(Beginning of Supplied material)

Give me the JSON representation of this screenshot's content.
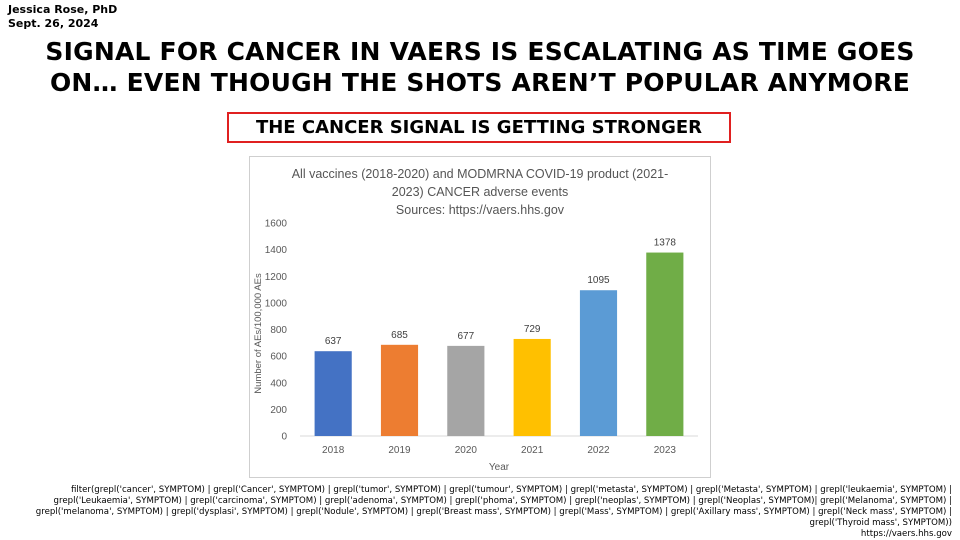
{
  "header": {
    "author": "Jessica Rose, PhD",
    "date": "Sept. 26, 2024",
    "title_line1": "SIGNAL FOR CANCER IN VAERS IS ESCALATING AS TIME GOES",
    "title_line2": "ON… EVEN THOUGH THE SHOTS AREN’T POPULAR ANYMORE",
    "callout": "THE CANCER SIGNAL IS GETTING STRONGER"
  },
  "colors": {
    "callout_border": "#e02020",
    "axis": "#d9d9d9",
    "text_muted": "#595959"
  },
  "chart_data": {
    "type": "bar",
    "title_lines": [
      "All vaccines (2018-2020) and MODMRNA COVID-19 product (2021-",
      "2023) CANCER adverse events",
      "Sources: https://vaers.hhs.gov"
    ],
    "categories": [
      "2018",
      "2019",
      "2020",
      "2021",
      "2022",
      "2023"
    ],
    "values": [
      637,
      685,
      677,
      729,
      1095,
      1378
    ],
    "value_labels": [
      "637",
      "685",
      "677",
      "729",
      "1095",
      "1378"
    ],
    "bar_colors": [
      "#4472c4",
      "#ed7d31",
      "#a5a5a5",
      "#ffc000",
      "#5b9bd5",
      "#70ad47"
    ],
    "xlabel": "Year",
    "ylabel": "Number of AEs/100,000 AEs",
    "ylim": [
      0,
      1600
    ],
    "yticks": [
      0,
      200,
      400,
      600,
      800,
      1000,
      1200,
      1400,
      1600
    ],
    "ytick_labels": [
      "0",
      "200",
      "400",
      "600",
      "800",
      "1000",
      "1200",
      "1400",
      "1600"
    ],
    "grid": false,
    "legend": "none"
  },
  "footer": {
    "filter_line1": "filter(grepl('cancer', SYMPTOM) | grepl('Cancer', SYMPTOM) | grepl('tumor', SYMPTOM) | grepl('tumour', SYMPTOM) | grepl('metasta', SYMPTOM) | grepl('Metasta', SYMPTOM) | grepl('leukaemia', SYMPTOM) |",
    "filter_line2": "grepl('Leukaemia', SYMPTOM) | grepl('carcinoma', SYMPTOM) | grepl('adenoma', SYMPTOM) | grepl('phoma', SYMPTOM) | grepl('neoplas', SYMPTOM) | grepl('Neoplas', SYMPTOM)| grepl('Melanoma', SYMPTOM) |",
    "filter_line3": "grepl('melanoma', SYMPTOM) | grepl('dysplasi', SYMPTOM) | grepl('Nodule', SYMPTOM) | grepl('Breast mass', SYMPTOM) | grepl('Mass', SYMPTOM) | grepl('Axillary mass', SYMPTOM) | grepl('Neck mass', SYMPTOM) |",
    "filter_line4": "grepl('Thyroid mass', SYMPTOM))",
    "source": "https://vaers.hhs.gov"
  }
}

(End of Supplied material)

*Exercise directions*. Say how many lines above hold the word "https", giving only the count.

*Answer*. 2